- [What you are asked to do]:
Search the listing below for the string "связи" and show each line that contains it.

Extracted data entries

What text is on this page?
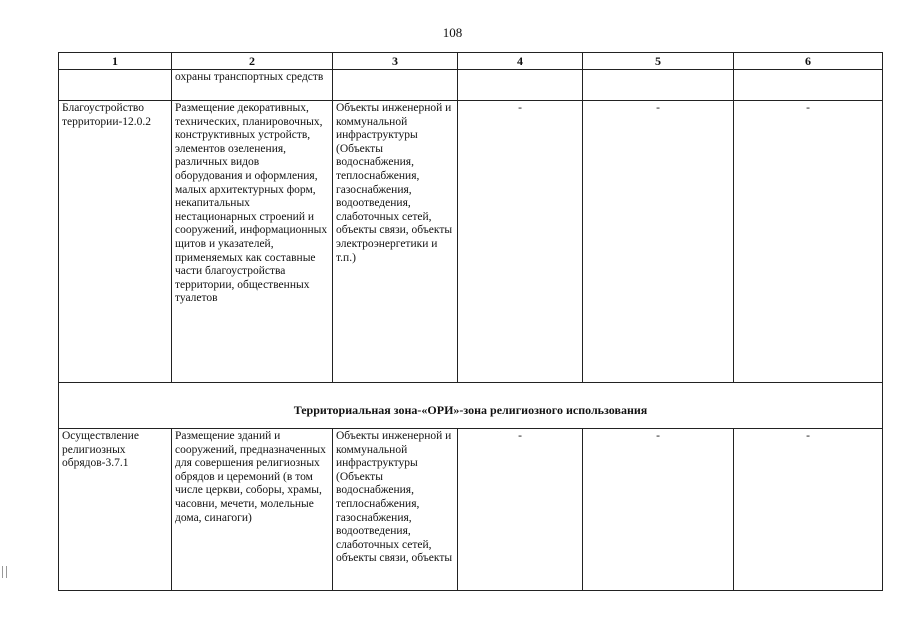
108
1	2	3	4	5	6
	охраны транспортных средств				
Благоустройство территории-12.0.2	Размещение декоративных, технических, планировочных, конструктивных устройств, элементов озеленения, различных видов оборудования и оформления, малых архитектурных форм, некапитальных нестационарных строений и сооружений, информационных щитов и указателей, применяемых как составные части благоустройства территории, общественных туалетов	Объекты инженерной и коммунальной инфраструктуры (Объекты водоснабжения, теплоснабжения, газоснабжения, водоотведения, слаботочных сетей, объекты связи, объекты электроэнергетики и т.п.)	-	-	-
Территориальная зона-«ОРИ»-зона религиозного использования					
Осуществление религиозных обрядов-3.7.1	Размещение зданий и сооружений, предназначенных для совершения религиозных обрядов и церемоний (в том числе церкви, соборы, храмы, часовни, мечети, молельные дома, синагоги)	Объекты инженерной и коммунальной инфраструктуры (Объекты водоснабжения, теплоснабжения, газоснабжения, водоотведения, слаботочных сетей, объекты связи, объекты	-	-	-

- [Answer to the exercise]:
Благоустройство территории-12.0.2	Размещение декоративных, технических, планировочных, конструктивных устройств, элементов озеленения, различных видов оборудования и оформления, малых архитектурных форм, некапитальных нестационарных строений и сооружений, информационных щитов и указателей, применяемых как составные части благоустройства территории, общественных туалетов	Объекты инженерной и коммунальной инфраструктуры (Объекты водоснабжения, теплоснабжения, газоснабжения, водоотведения, слаботочных сетей, объекты связи, объекты электроэнергетики и т.п.)	-	-	-
Осуществление религиозных обрядов-3.7.1	Размещение зданий и сооружений, предназначенных для совершения религиозных обрядов и церемоний (в том числе церкви, соборы, храмы, часовни, мечети, молельные дома, синагоги)	Объекты инженерной и коммунальной инфраструктуры (Объекты водоснабжения, теплоснабжения, газоснабжения, водоотведения, слаботочных сетей, объекты связи, объекты	-	-	-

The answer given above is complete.